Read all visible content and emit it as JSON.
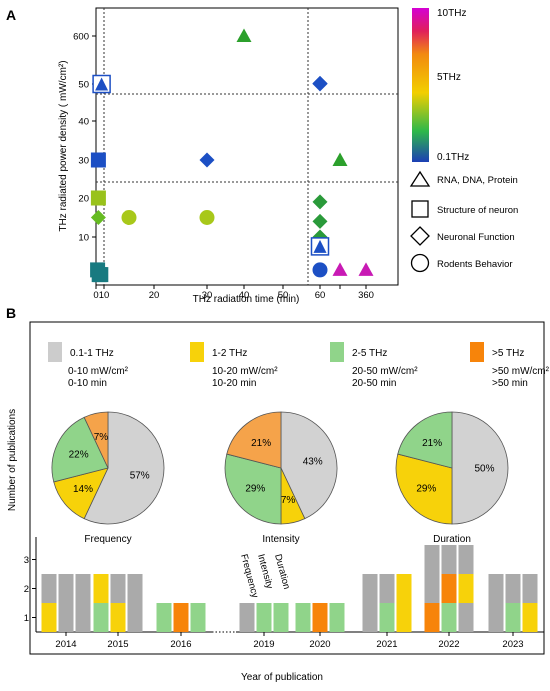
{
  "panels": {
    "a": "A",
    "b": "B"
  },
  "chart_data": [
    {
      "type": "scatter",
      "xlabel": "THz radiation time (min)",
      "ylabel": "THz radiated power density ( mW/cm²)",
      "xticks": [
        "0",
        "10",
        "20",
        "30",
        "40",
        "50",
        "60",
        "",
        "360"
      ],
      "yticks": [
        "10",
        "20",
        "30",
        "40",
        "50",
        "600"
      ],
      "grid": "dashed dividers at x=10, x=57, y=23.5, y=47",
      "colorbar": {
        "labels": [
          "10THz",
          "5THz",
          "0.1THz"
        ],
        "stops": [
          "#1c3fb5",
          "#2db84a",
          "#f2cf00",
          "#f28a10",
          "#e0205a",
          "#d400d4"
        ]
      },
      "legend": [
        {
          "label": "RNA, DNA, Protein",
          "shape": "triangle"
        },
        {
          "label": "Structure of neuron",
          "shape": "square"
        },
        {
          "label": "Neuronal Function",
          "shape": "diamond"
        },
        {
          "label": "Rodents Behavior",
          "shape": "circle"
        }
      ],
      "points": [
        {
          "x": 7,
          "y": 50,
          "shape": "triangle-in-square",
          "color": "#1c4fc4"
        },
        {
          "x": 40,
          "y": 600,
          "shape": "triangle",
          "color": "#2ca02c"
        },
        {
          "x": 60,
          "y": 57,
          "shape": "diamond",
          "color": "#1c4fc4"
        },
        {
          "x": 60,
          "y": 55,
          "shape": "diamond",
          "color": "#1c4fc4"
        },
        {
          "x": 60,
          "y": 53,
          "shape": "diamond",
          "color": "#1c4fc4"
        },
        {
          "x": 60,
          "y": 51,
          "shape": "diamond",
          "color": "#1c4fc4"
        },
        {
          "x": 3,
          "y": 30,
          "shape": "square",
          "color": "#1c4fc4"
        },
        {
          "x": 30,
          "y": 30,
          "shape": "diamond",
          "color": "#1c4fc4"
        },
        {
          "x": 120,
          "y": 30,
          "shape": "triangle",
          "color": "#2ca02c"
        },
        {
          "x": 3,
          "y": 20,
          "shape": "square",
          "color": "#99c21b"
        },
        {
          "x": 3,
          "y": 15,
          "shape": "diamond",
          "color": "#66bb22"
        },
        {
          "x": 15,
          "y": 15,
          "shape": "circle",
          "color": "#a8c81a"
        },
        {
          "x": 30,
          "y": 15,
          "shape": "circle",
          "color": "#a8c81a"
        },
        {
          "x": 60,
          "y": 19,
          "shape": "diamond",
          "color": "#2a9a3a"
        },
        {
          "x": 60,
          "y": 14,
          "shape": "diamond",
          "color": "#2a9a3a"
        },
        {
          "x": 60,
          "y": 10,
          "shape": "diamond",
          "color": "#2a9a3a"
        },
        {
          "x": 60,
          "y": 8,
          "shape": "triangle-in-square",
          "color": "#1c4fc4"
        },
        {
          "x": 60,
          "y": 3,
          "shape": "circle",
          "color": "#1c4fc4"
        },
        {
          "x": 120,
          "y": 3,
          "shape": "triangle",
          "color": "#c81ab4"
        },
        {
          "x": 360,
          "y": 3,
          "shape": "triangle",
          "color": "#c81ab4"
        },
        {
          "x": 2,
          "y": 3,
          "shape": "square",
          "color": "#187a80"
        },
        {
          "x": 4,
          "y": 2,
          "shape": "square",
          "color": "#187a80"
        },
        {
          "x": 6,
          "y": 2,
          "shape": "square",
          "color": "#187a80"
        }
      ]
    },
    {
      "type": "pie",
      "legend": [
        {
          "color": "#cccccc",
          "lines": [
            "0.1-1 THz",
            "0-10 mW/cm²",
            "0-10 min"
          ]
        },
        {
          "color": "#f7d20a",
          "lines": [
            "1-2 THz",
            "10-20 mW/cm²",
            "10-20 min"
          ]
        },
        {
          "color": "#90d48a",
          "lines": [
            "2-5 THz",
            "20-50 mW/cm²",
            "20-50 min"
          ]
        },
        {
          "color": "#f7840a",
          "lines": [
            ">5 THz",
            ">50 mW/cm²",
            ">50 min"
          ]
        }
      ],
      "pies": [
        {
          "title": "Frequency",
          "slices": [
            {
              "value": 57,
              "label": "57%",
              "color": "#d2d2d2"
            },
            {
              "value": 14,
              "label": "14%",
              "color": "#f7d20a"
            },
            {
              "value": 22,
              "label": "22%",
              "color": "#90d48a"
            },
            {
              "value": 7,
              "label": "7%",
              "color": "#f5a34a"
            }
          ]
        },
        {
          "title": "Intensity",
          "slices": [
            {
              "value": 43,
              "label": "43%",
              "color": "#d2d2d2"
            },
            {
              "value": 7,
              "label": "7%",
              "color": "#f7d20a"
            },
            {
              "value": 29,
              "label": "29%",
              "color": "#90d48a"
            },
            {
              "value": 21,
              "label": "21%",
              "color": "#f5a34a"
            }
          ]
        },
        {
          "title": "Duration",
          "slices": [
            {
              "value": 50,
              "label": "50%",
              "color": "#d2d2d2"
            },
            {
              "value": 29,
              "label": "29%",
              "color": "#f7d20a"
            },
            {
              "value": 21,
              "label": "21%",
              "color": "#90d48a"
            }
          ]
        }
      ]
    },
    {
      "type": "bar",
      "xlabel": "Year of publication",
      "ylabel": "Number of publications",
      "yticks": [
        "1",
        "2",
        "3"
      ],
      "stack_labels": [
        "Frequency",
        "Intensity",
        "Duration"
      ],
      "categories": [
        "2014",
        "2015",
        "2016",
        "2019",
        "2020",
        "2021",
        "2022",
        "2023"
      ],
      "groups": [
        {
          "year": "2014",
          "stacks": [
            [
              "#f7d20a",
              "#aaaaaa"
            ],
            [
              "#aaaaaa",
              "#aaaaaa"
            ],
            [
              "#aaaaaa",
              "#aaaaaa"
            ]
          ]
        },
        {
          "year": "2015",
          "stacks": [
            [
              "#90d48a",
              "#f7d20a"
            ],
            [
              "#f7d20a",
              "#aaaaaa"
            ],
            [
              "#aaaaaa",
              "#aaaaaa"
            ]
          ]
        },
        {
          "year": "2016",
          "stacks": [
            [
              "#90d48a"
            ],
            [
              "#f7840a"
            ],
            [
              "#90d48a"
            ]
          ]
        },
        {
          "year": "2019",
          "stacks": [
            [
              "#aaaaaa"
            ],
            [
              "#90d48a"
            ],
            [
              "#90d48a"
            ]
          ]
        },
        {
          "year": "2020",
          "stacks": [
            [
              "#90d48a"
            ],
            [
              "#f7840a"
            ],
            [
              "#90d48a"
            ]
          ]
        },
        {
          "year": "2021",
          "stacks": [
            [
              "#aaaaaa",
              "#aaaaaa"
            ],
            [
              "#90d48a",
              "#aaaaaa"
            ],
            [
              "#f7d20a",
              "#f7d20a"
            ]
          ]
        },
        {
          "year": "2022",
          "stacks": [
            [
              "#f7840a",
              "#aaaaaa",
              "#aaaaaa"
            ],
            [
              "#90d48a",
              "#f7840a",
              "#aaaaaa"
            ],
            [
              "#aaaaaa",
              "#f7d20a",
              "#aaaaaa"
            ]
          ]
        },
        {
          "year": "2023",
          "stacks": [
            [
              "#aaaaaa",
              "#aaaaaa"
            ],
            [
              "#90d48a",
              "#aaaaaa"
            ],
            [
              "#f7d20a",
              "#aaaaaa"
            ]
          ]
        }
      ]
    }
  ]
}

--

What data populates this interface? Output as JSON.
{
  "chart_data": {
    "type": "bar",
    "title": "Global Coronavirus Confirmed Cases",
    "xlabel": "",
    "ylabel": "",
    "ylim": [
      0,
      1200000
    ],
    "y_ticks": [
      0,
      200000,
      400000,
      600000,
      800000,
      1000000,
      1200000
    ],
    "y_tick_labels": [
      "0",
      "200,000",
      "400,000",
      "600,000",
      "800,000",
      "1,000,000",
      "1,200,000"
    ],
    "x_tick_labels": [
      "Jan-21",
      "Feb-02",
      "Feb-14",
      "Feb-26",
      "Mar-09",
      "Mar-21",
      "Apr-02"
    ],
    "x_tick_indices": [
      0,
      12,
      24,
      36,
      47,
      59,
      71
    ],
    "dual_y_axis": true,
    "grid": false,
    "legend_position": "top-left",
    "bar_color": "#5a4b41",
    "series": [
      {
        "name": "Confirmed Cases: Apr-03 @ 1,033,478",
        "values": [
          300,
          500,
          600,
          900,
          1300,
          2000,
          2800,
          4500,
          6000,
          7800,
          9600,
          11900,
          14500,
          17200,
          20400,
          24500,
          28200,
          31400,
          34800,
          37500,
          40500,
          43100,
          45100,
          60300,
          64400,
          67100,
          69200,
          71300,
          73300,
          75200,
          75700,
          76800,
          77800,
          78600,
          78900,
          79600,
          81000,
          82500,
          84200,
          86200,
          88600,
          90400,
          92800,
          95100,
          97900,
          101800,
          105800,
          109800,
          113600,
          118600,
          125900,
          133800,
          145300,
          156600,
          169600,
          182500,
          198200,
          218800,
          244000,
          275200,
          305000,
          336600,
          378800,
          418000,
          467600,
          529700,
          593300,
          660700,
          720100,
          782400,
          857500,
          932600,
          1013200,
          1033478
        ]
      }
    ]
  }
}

## WHAT THIS TASK INVOLVES
From the data, list each line in which the string "title" appears.

## EXPECTED OUTPUT
          "title": "Frequency",
          "title": "Intensity",
          "title": "Duration",
    "title": "Global Coronavirus Confirmed Cases",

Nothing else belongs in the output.